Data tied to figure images
[start]
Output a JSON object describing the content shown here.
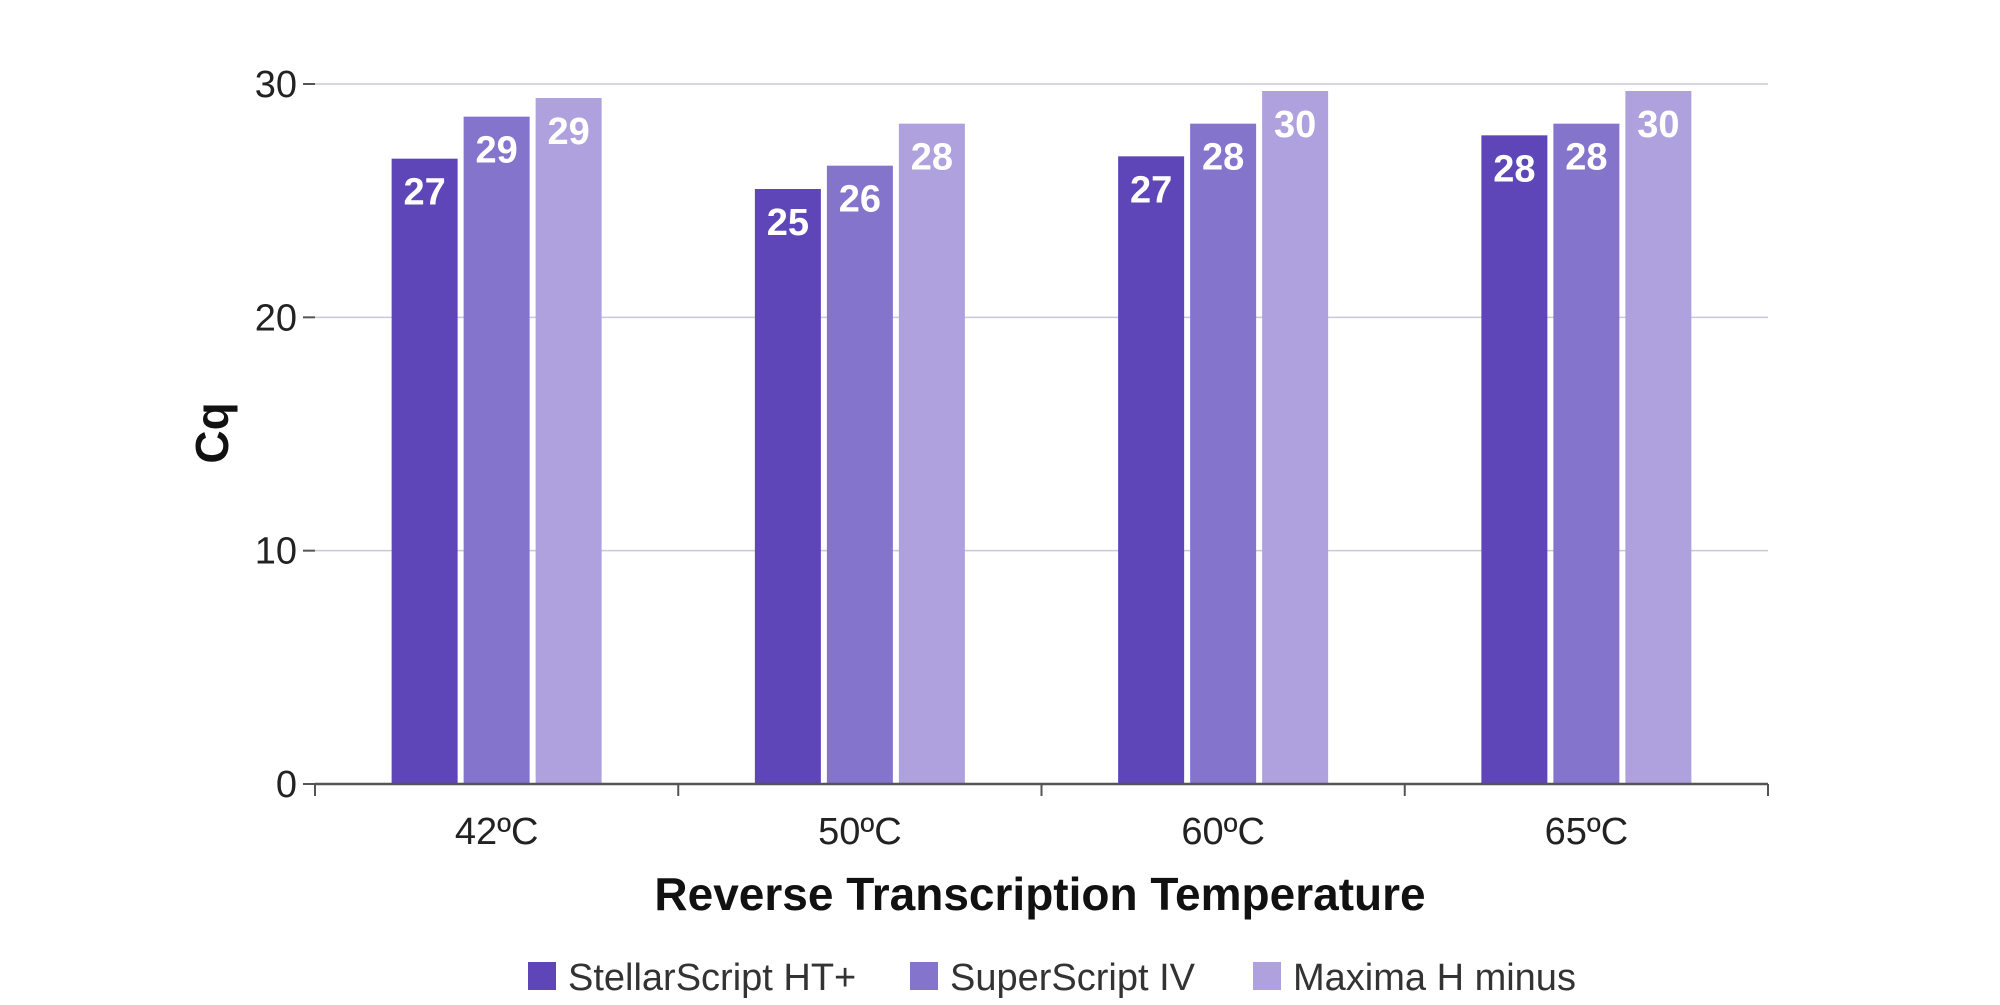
{
  "chart_data": {
    "type": "bar",
    "title": "",
    "xlabel": "Reverse Transcription Temperature",
    "ylabel": "Cq",
    "categories": [
      "42ºC",
      "50ºC",
      "60ºC",
      "65ºC"
    ],
    "ylim": [
      0,
      30
    ],
    "yticks": [
      "0",
      "10",
      "20",
      "30"
    ],
    "grid": true,
    "legend": "bottom",
    "series": [
      {
        "name": "StellarScript HT+",
        "color": "#5e45b8",
        "values": [
          26.8,
          25.5,
          26.9,
          27.8
        ],
        "labels": [
          "27",
          "25",
          "27",
          "28"
        ]
      },
      {
        "name": "SuperScript IV",
        "color": "#8474cc",
        "values": [
          28.6,
          26.5,
          28.3,
          28.3
        ],
        "labels": [
          "29",
          "26",
          "28",
          "28"
        ]
      },
      {
        "name": "Maxima H minus",
        "color": "#afa1de",
        "values": [
          29.4,
          28.3,
          29.7,
          29.7
        ],
        "labels": [
          "29",
          "28",
          "30",
          "30"
        ]
      }
    ]
  }
}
[end]
* **Direction**:
Write out the material above once more, exactly as it reads, with no pictures.

* **Written answer**:
Output a JSON object describing the content shown here.
{
  "chart_data": {
    "type": "bar",
    "title": "",
    "xlabel": "Reverse Transcription Temperature",
    "ylabel": "Cq",
    "categories": [
      "42ºC",
      "50ºC",
      "60ºC",
      "65ºC"
    ],
    "ylim": [
      0,
      30
    ],
    "yticks": [
      "0",
      "10",
      "20",
      "30"
    ],
    "grid": true,
    "legend": "bottom",
    "series": [
      {
        "name": "StellarScript HT+",
        "color": "#5e45b8",
        "values": [
          26.8,
          25.5,
          26.9,
          27.8
        ],
        "labels": [
          "27",
          "25",
          "27",
          "28"
        ]
      },
      {
        "name": "SuperScript IV",
        "color": "#8474cc",
        "values": [
          28.6,
          26.5,
          28.3,
          28.3
        ],
        "labels": [
          "29",
          "26",
          "28",
          "28"
        ]
      },
      {
        "name": "Maxima H minus",
        "color": "#afa1de",
        "values": [
          29.4,
          28.3,
          29.7,
          29.7
        ],
        "labels": [
          "29",
          "28",
          "30",
          "30"
        ]
      }
    ]
  }
}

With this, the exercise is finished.